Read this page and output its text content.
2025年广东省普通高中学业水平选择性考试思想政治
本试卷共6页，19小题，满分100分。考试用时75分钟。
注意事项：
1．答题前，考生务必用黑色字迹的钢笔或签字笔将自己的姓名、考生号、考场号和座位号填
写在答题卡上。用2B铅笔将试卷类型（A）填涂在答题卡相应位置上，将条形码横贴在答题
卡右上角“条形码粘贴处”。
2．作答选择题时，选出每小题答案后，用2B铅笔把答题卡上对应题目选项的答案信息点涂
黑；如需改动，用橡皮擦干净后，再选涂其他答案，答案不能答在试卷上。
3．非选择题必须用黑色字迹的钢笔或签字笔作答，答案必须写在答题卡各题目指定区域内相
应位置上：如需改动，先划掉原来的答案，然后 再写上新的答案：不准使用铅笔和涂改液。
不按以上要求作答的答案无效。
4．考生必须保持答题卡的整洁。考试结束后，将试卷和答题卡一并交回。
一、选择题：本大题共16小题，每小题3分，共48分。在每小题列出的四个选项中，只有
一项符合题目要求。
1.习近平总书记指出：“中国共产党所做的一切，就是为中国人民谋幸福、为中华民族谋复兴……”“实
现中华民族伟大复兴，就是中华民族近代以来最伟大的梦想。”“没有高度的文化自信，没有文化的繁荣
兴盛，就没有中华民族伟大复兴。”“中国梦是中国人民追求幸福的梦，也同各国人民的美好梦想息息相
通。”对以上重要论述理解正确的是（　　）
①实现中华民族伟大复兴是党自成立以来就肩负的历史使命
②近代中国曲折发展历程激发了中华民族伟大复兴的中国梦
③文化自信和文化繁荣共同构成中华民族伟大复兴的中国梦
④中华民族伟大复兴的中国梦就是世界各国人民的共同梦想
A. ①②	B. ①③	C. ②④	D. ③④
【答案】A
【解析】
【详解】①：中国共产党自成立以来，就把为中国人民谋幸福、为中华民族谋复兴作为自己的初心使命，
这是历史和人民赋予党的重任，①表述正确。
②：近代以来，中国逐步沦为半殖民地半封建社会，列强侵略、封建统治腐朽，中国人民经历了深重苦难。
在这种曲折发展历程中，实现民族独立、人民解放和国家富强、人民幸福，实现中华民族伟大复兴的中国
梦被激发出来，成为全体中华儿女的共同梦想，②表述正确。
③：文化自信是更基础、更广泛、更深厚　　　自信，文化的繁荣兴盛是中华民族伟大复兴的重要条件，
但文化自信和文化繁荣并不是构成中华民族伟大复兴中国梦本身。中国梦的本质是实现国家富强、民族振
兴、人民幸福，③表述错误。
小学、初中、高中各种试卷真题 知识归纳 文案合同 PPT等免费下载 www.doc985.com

━━━━━━━━━━

DIRECTIONS
Look for the word "人民幸福" and return every line where it occurs.

ANSWER TO THIS TASK
在这种曲折发展历程中，实现民族独立、人民解放和国家富强、人民幸福，实现中华民族伟大复兴的中国
兴、人民幸福，③表述错误。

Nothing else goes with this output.